* Job *
Print the data exactly, leaving nothing out.
/---
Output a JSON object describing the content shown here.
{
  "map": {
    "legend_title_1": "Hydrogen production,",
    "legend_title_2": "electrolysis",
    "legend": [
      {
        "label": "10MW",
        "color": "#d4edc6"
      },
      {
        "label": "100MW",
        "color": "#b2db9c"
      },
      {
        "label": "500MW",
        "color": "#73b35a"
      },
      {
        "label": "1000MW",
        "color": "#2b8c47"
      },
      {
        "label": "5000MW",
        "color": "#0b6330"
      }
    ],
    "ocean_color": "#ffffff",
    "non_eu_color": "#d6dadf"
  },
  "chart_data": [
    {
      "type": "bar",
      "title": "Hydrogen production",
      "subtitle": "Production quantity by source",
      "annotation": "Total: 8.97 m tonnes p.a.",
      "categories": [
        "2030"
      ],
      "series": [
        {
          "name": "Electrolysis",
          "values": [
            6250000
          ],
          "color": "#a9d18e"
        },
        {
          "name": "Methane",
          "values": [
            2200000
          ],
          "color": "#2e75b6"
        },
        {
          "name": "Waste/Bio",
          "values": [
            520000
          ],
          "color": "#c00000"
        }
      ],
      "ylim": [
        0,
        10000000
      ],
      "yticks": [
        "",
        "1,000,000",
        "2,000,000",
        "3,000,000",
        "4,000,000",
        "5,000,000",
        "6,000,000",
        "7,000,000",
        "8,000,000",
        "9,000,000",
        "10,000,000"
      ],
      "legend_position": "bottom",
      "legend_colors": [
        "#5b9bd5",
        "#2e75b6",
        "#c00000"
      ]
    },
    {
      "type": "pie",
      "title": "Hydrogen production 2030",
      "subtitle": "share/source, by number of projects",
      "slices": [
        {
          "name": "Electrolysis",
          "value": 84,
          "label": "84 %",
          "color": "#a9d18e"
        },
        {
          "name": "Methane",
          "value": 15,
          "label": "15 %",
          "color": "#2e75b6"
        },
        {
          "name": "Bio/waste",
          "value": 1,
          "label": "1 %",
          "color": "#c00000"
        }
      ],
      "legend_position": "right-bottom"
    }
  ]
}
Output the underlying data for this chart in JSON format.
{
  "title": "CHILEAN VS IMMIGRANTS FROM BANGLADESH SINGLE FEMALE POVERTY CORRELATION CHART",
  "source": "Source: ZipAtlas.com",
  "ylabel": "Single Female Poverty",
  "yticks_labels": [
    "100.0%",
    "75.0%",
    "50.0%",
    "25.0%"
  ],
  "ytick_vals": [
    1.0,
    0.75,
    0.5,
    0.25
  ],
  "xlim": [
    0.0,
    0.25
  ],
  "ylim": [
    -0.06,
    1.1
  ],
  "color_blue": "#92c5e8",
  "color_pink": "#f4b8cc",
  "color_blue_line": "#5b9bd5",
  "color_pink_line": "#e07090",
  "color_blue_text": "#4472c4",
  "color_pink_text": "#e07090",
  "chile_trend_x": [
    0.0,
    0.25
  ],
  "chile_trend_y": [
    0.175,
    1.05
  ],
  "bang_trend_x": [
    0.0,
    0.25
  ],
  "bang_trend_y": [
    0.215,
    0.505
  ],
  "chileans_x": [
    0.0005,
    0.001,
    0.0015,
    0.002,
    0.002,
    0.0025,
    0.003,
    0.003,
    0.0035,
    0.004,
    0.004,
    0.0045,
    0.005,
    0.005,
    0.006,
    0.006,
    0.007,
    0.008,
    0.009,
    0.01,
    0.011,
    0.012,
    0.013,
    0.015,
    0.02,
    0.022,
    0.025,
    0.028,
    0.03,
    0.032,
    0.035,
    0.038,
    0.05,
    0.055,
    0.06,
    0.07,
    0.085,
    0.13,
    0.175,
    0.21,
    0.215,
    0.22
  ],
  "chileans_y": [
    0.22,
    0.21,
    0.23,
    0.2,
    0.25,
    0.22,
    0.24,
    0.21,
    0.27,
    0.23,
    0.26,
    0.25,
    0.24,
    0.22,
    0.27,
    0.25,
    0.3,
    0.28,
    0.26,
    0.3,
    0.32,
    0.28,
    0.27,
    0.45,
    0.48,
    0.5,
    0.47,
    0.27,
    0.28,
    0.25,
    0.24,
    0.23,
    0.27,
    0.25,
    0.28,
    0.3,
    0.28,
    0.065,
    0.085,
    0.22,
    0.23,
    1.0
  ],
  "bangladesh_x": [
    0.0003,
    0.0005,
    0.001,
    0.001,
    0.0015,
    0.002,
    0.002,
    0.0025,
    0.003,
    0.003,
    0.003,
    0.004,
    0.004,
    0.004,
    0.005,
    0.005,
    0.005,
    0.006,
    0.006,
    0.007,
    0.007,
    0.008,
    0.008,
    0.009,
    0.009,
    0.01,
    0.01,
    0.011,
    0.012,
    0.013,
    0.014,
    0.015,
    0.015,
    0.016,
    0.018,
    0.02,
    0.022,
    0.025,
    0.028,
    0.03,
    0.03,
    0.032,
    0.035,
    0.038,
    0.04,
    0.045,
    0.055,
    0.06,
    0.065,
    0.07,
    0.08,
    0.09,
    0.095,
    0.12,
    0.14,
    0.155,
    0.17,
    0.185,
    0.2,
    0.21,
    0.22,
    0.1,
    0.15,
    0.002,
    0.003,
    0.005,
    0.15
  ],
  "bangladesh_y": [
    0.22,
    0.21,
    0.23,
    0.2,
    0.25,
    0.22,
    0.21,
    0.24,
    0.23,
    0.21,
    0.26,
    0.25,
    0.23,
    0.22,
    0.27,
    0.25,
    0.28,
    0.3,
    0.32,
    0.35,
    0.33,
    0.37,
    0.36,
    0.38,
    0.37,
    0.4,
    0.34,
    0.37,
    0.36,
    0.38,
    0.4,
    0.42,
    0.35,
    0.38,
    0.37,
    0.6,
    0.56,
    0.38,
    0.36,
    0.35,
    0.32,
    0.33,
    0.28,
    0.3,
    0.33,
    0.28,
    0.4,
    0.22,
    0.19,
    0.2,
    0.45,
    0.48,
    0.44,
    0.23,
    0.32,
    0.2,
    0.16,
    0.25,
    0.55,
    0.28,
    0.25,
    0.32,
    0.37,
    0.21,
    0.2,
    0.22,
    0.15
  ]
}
\---
* Result of the exercise *
Output a JSON object describing the content shown here.
{
  "map": {
    "legend_title_1": "Hydrogen production,",
    "legend_title_2": "electrolysis",
    "legend": [
      {
        "label": "10MW",
        "color": "#d4edc6"
      },
      {
        "label": "100MW",
        "color": "#b2db9c"
      },
      {
        "label": "500MW",
        "color": "#73b35a"
      },
      {
        "label": "1000MW",
        "color": "#2b8c47"
      },
      {
        "label": "5000MW",
        "color": "#0b6330"
      }
    ],
    "ocean_color": "#ffffff",
    "non_eu_color": "#d6dadf"
  },
  "chart_data": [
    {
      "type": "bar",
      "title": "Hydrogen production",
      "subtitle": "Production quantity by source",
      "annotation": "Total: 8.97 m tonnes p.a.",
      "categories": [
        "2030"
      ],
      "series": [
        {
          "name": "Electrolysis",
          "values": [
            6250000
          ],
          "color": "#a9d18e"
        },
        {
          "name": "Methane",
          "values": [
            2200000
          ],
          "color": "#2e75b6"
        },
        {
          "name": "Waste/Bio",
          "values": [
            520000
          ],
          "color": "#c00000"
        }
      ],
      "ylim": [
        0,
        10000000
      ],
      "yticks": [
        "",
        "1,000,000",
        "2,000,000",
        "3,000,000",
        "4,000,000",
        "5,000,000",
        "6,000,000",
        "7,000,000",
        "8,000,000",
        "9,000,000",
        "10,000,000"
      ],
      "legend_position": "bottom",
      "legend_colors": [
        "#5b9bd5",
        "#2e75b6",
        "#c00000"
      ]
    },
    {
      "type": "pie",
      "title": "Hydrogen production 2030",
      "subtitle": "share/source, by number of projects",
      "slices": [
        {
          "name": "Electrolysis",
          "value": 84,
          "label": "84 %",
          "color": "#a9d18e"
        },
        {
          "name": "Methane",
          "value": 15,
          "label": "15 %",
          "color": "#2e75b6"
        },
        {
          "name": "Bio/waste",
          "value": 1,
          "label": "1 %",
          "color": "#c00000"
        }
      ],
      "legend_position": "right-bottom"
    }
  ]
}
Output the underlying data for this chart in JSON format.
{
  "title": "CHILEAN VS IMMIGRANTS FROM BANGLADESH SINGLE FEMALE POVERTY CORRELATION CHART",
  "source": "Source: ZipAtlas.com",
  "ylabel": "Single Female Poverty",
  "yticks_labels": [
    "100.0%",
    "75.0%",
    "50.0%",
    "25.0%"
  ],
  "ytick_vals": [
    1.0,
    0.75,
    0.5,
    0.25
  ],
  "xlim": [
    0.0,
    0.25
  ],
  "ylim": [
    -0.06,
    1.1
  ],
  "color_blue": "#92c5e8",
  "color_pink": "#f4b8cc",
  "color_blue_line": "#5b9bd5",
  "color_pink_line": "#e07090",
  "color_blue_text": "#4472c4",
  "color_pink_text": "#e07090",
  "chile_trend_x": [
    0.0,
    0.25
  ],
  "chile_trend_y": [
    0.175,
    1.05
  ],
  "bang_trend_x": [
    0.0,
    0.25
  ],
  "bang_trend_y": [
    0.215,
    0.505
  ],
  "chileans_x": [
    0.0005,
    0.001,
    0.0015,
    0.002,
    0.002,
    0.0025,
    0.003,
    0.003,
    0.0035,
    0.004,
    0.004,
    0.0045,
    0.005,
    0.005,
    0.006,
    0.006,
    0.007,
    0.008,
    0.009,
    0.01,
    0.011,
    0.012,
    0.013,
    0.015,
    0.02,
    0.022,
    0.025,
    0.028,
    0.03,
    0.032,
    0.035,
    0.038,
    0.05,
    0.055,
    0.06,
    0.07,
    0.085,
    0.13,
    0.175,
    0.21,
    0.215,
    0.22
  ],
  "chileans_y": [
    0.22,
    0.21,
    0.23,
    0.2,
    0.25,
    0.22,
    0.24,
    0.21,
    0.27,
    0.23,
    0.26,
    0.25,
    0.24,
    0.22,
    0.27,
    0.25,
    0.3,
    0.28,
    0.26,
    0.3,
    0.32,
    0.28,
    0.27,
    0.45,
    0.48,
    0.5,
    0.47,
    0.27,
    0.28,
    0.25,
    0.24,
    0.23,
    0.27,
    0.25,
    0.28,
    0.3,
    0.28,
    0.065,
    0.085,
    0.22,
    0.23,
    1.0
  ],
  "bangladesh_x": [
    0.0003,
    0.0005,
    0.001,
    0.001,
    0.0015,
    0.002,
    0.002,
    0.0025,
    0.003,
    0.003,
    0.003,
    0.004,
    0.004,
    0.004,
    0.005,
    0.005,
    0.005,
    0.006,
    0.006,
    0.007,
    0.007,
    0.008,
    0.008,
    0.009,
    0.009,
    0.01,
    0.01,
    0.011,
    0.012,
    0.013,
    0.014,
    0.015,
    0.015,
    0.016,
    0.018,
    0.02,
    0.022,
    0.025,
    0.028,
    0.03,
    0.03,
    0.032,
    0.035,
    0.038,
    0.04,
    0.045,
    0.055,
    0.06,
    0.065,
    0.07,
    0.08,
    0.09,
    0.095,
    0.12,
    0.14,
    0.155,
    0.17,
    0.185,
    0.2,
    0.21,
    0.22,
    0.1,
    0.15,
    0.002,
    0.003,
    0.005,
    0.15
  ],
  "bangladesh_y": [
    0.22,
    0.21,
    0.23,
    0.2,
    0.25,
    0.22,
    0.21,
    0.24,
    0.23,
    0.21,
    0.26,
    0.25,
    0.23,
    0.22,
    0.27,
    0.25,
    0.28,
    0.3,
    0.32,
    0.35,
    0.33,
    0.37,
    0.36,
    0.38,
    0.37,
    0.4,
    0.34,
    0.37,
    0.36,
    0.38,
    0.4,
    0.42,
    0.35,
    0.38,
    0.37,
    0.6,
    0.56,
    0.38,
    0.36,
    0.35,
    0.32,
    0.33,
    0.28,
    0.3,
    0.33,
    0.28,
    0.4,
    0.22,
    0.19,
    0.2,
    0.45,
    0.48,
    0.44,
    0.23,
    0.32,
    0.2,
    0.16,
    0.25,
    0.55,
    0.28,
    0.25,
    0.32,
    0.37,
    0.21,
    0.2,
    0.22,
    0.15
  ]
}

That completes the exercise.